[Figure record listings]
★ ★ ★ ★ ★ ★ ★
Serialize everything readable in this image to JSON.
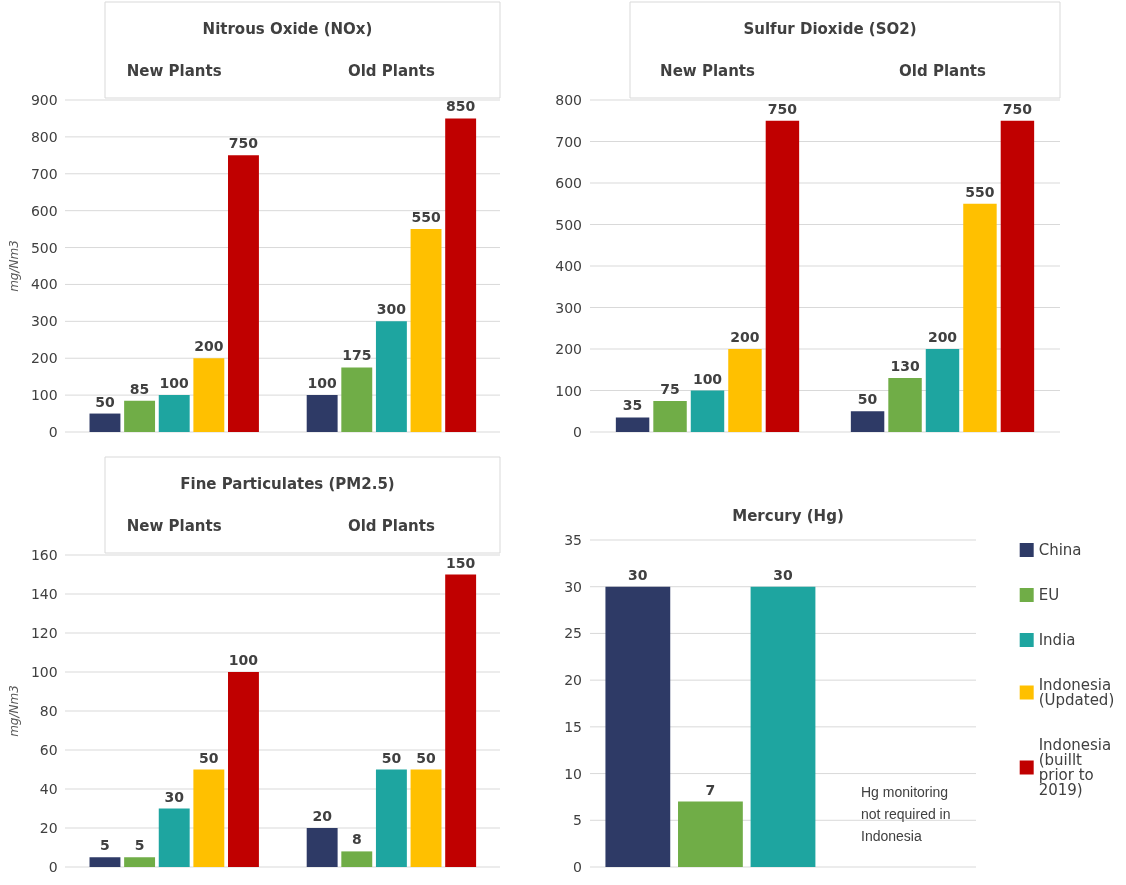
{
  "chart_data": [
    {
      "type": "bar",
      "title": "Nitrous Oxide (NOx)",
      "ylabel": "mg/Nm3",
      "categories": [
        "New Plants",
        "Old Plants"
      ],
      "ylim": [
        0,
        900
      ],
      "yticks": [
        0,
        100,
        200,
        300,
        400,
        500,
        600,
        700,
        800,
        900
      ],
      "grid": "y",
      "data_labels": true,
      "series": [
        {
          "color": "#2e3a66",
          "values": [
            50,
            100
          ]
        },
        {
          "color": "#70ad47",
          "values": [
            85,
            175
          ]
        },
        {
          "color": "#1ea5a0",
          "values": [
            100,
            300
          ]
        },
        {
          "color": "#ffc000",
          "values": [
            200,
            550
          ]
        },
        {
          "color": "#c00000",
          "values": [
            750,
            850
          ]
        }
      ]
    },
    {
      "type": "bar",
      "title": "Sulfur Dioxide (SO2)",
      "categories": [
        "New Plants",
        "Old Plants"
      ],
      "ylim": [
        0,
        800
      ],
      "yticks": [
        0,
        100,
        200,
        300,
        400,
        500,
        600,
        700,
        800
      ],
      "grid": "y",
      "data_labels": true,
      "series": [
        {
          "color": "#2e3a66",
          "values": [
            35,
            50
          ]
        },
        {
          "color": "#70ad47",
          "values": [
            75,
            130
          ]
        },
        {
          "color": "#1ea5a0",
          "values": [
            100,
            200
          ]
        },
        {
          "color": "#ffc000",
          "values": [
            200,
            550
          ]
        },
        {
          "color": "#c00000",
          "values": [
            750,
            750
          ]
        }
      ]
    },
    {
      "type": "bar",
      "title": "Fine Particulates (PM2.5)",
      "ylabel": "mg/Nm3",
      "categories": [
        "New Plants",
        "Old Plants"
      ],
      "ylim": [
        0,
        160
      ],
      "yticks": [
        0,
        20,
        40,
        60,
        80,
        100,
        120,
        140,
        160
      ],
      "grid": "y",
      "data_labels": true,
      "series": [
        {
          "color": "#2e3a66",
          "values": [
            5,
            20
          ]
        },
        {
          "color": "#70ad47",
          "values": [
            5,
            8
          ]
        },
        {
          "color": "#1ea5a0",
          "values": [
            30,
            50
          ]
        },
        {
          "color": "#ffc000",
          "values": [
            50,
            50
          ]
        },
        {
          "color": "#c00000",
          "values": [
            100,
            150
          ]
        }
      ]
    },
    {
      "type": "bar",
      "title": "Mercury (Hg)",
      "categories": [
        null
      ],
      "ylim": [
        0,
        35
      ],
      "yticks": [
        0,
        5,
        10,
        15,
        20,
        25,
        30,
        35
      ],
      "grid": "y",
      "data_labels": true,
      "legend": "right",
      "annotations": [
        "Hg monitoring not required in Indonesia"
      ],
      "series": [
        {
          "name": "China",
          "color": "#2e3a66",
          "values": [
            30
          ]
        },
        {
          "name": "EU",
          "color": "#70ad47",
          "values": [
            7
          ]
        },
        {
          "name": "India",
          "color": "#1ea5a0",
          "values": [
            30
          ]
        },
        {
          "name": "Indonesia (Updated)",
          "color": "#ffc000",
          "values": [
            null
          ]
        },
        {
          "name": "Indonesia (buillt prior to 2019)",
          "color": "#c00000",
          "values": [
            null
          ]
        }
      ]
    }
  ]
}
★ ★ ★ ★ ★ ★ ★
Required work: Using the data above, copy each line that contains "Indonesia".

Reply to the task:
        "Hg monitoring not required in Indonesia"
          "name": "Indonesia (Updated)",
          "name": "Indonesia (buillt prior to 2019)",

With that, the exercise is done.